▶ **Available data**

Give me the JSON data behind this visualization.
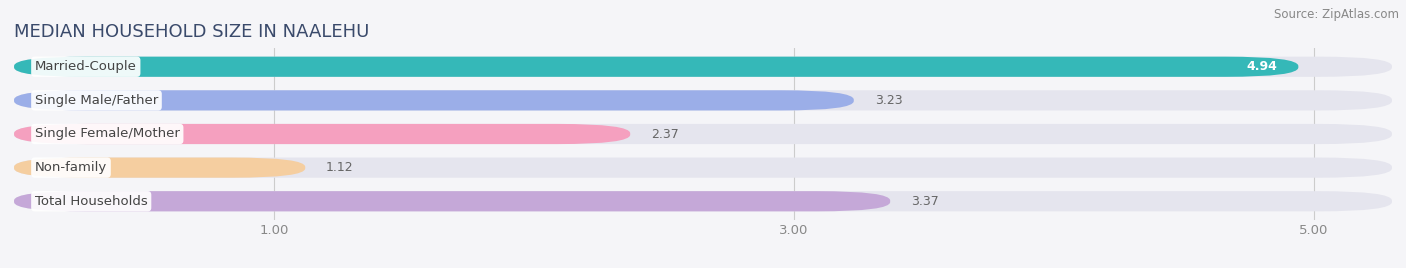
{
  "title": "MEDIAN HOUSEHOLD SIZE IN NAALEHU",
  "source": "Source: ZipAtlas.com",
  "categories": [
    "Married-Couple",
    "Single Male/Father",
    "Single Female/Mother",
    "Non-family",
    "Total Households"
  ],
  "values": [
    4.94,
    3.23,
    2.37,
    1.12,
    3.37
  ],
  "bar_colors": [
    "#35b8b8",
    "#9baee8",
    "#f5a0bf",
    "#f5cea0",
    "#c5a8d8"
  ],
  "xlim": [
    0.0,
    5.3
  ],
  "xdata_min": 0.0,
  "xdata_max": 5.0,
  "xticks": [
    1.0,
    3.0,
    5.0
  ],
  "xtick_labels": [
    "1.00",
    "3.00",
    "5.00"
  ],
  "background_color": "#f5f5f8",
  "bar_bg_color": "#e5e5ee",
  "title_fontsize": 13,
  "label_fontsize": 9.5,
  "value_fontsize": 9,
  "source_fontsize": 8.5,
  "title_color": "#3a4a6b",
  "label_color": "#444444",
  "value_color_inside": "#ffffff",
  "value_color_outside": "#666666"
}
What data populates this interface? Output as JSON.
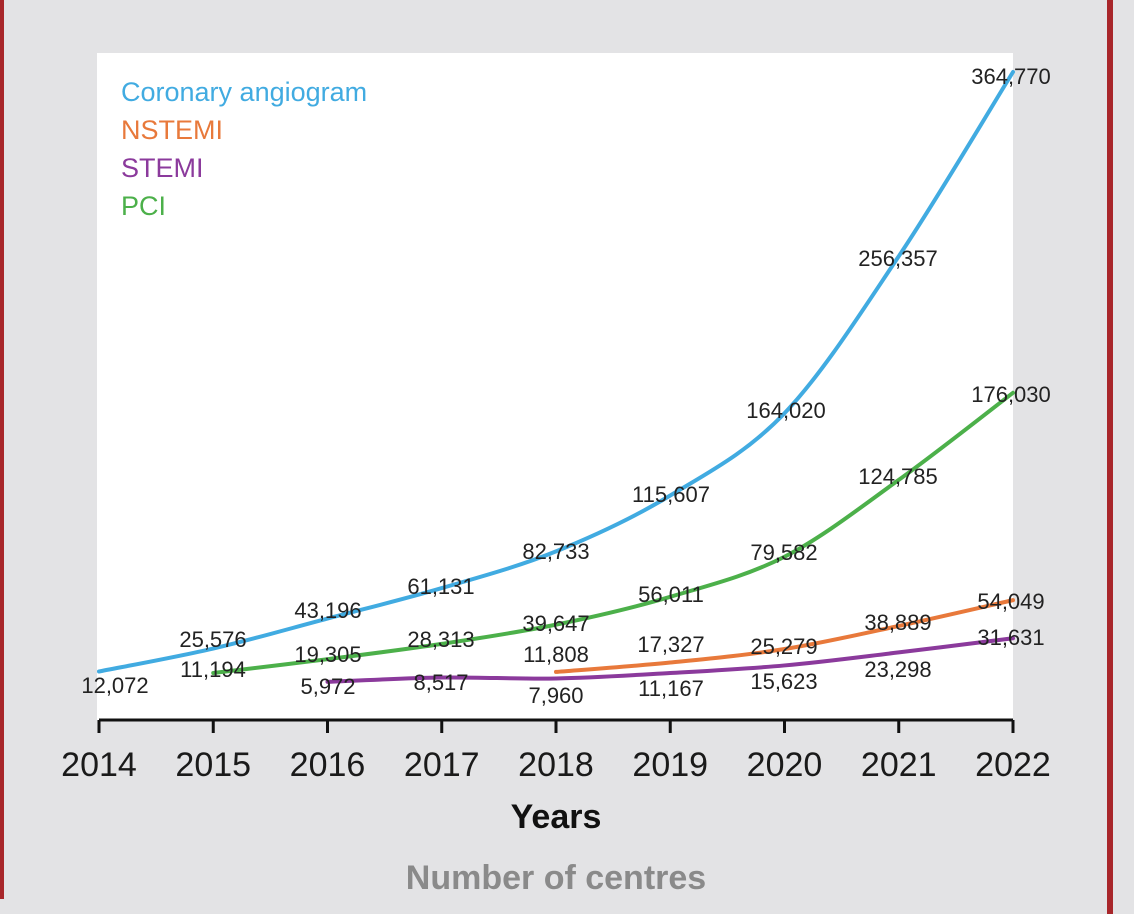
{
  "chart_data": {
    "type": "line",
    "x": [
      2014,
      2015,
      2016,
      2017,
      2018,
      2019,
      2020,
      2021,
      2022
    ],
    "categories": [
      "2014",
      "2015",
      "2016",
      "2017",
      "2018",
      "2019",
      "2020",
      "2021",
      "2022"
    ],
    "xlabel": "Years",
    "subtitle": "Number of centres",
    "ylim": [
      0,
      380000
    ],
    "grid": false,
    "legend_position": "top-left",
    "series": [
      {
        "name": "Coronary angiogram",
        "color": "#41abe1",
        "values": [
          12072,
          25576,
          43196,
          61131,
          82733,
          115607,
          164020,
          256357,
          364770
        ],
        "labels": [
          "12,072",
          "25,576",
          "43,196",
          "61,131",
          "82,733",
          "115,607",
          "164,020",
          "256,357",
          "364,770"
        ]
      },
      {
        "name": "NSTEMI",
        "color": "#e8793b",
        "values": [
          null,
          null,
          null,
          null,
          11808,
          17327,
          25279,
          38889,
          54049
        ],
        "labels": [
          "",
          "",
          "",
          "",
          "11,808",
          "17,327",
          "25,279",
          "38,889",
          "54,049"
        ]
      },
      {
        "name": "STEMI",
        "color": "#8b3a9c",
        "values": [
          null,
          null,
          5972,
          8517,
          7960,
          11167,
          15623,
          23298,
          31631
        ],
        "labels": [
          "",
          "",
          "5,972",
          "8,517",
          "7,960",
          "11,167",
          "15,623",
          "23,298",
          "31,631"
        ]
      },
      {
        "name": "PCI",
        "color": "#4cb04a",
        "values": [
          null,
          11194,
          19305,
          28313,
          39647,
          56011,
          79582,
          124785,
          176030
        ],
        "labels": [
          "",
          "11,194",
          "19,305",
          "28,313",
          "39,647",
          "56,011",
          "79,582",
          "124,785",
          "176,030"
        ]
      }
    ]
  }
}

▶ **Work instructions**
Each record above should come back exactly the same, only without its pictures.

▶ **Result of this exercise**
Give me the JSON data behind this visualization.
{
  "title": "MEDIAN HOUSEHOLD SIZE IN NAALEHU",
  "source": "Source: ZipAtlas.com",
  "categories": [
    "Married-Couple",
    "Single Male/Father",
    "Single Female/Mother",
    "Non-family",
    "Total Households"
  ],
  "values": [
    4.94,
    3.23,
    2.37,
    1.12,
    3.37
  ],
  "bar_colors": [
    "#35b8b8",
    "#9baee8",
    "#f5a0bf",
    "#f5cea0",
    "#c5a8d8"
  ],
  "xlim": [
    0.0,
    5.3
  ],
  "xdata_min": 0.0,
  "xdata_max": 5.0,
  "xticks": [
    1.0,
    3.0,
    5.0
  ],
  "xtick_labels": [
    "1.00",
    "3.00",
    "5.00"
  ],
  "background_color": "#f5f5f8",
  "bar_bg_color": "#e5e5ee",
  "title_fontsize": 13,
  "label_fontsize": 9.5,
  "value_fontsize": 9,
  "source_fontsize": 8.5,
  "title_color": "#3a4a6b",
  "label_color": "#444444",
  "value_color_inside": "#ffffff",
  "value_color_outside": "#666666"
}
What data populates this interface? Output as JSON.
{
  "chart_data": {
    "type": "line",
    "x": [
      2014,
      2015,
      2016,
      2017,
      2018,
      2019,
      2020,
      2021,
      2022
    ],
    "categories": [
      "2014",
      "2015",
      "2016",
      "2017",
      "2018",
      "2019",
      "2020",
      "2021",
      "2022"
    ],
    "xlabel": "Years",
    "subtitle": "Number of centres",
    "ylim": [
      0,
      380000
    ],
    "grid": false,
    "legend_position": "top-left",
    "series": [
      {
        "name": "Coronary angiogram",
        "color": "#41abe1",
        "values": [
          12072,
          25576,
          43196,
          61131,
          82733,
          115607,
          164020,
          256357,
          364770
        ],
        "labels": [
          "12,072",
          "25,576",
          "43,196",
          "61,131",
          "82,733",
          "115,607",
          "164,020",
          "256,357",
          "364,770"
        ]
      },
      {
        "name": "NSTEMI",
        "color": "#e8793b",
        "values": [
          null,
          null,
          null,
          null,
          11808,
          17327,
          25279,
          38889,
          54049
        ],
        "labels": [
          "",
          "",
          "",
          "",
          "11,808",
          "17,327",
          "25,279",
          "38,889",
          "54,049"
        ]
      },
      {
        "name": "STEMI",
        "color": "#8b3a9c",
        "values": [
          null,
          null,
          5972,
          8517,
          7960,
          11167,
          15623,
          23298,
          31631
        ],
        "labels": [
          "",
          "",
          "5,972",
          "8,517",
          "7,960",
          "11,167",
          "15,623",
          "23,298",
          "31,631"
        ]
      },
      {
        "name": "PCI",
        "color": "#4cb04a",
        "values": [
          null,
          11194,
          19305,
          28313,
          39647,
          56011,
          79582,
          124785,
          176030
        ],
        "labels": [
          "",
          "11,194",
          "19,305",
          "28,313",
          "39,647",
          "56,011",
          "79,582",
          "124,785",
          "176,030"
        ]
      }
    ]
  }
}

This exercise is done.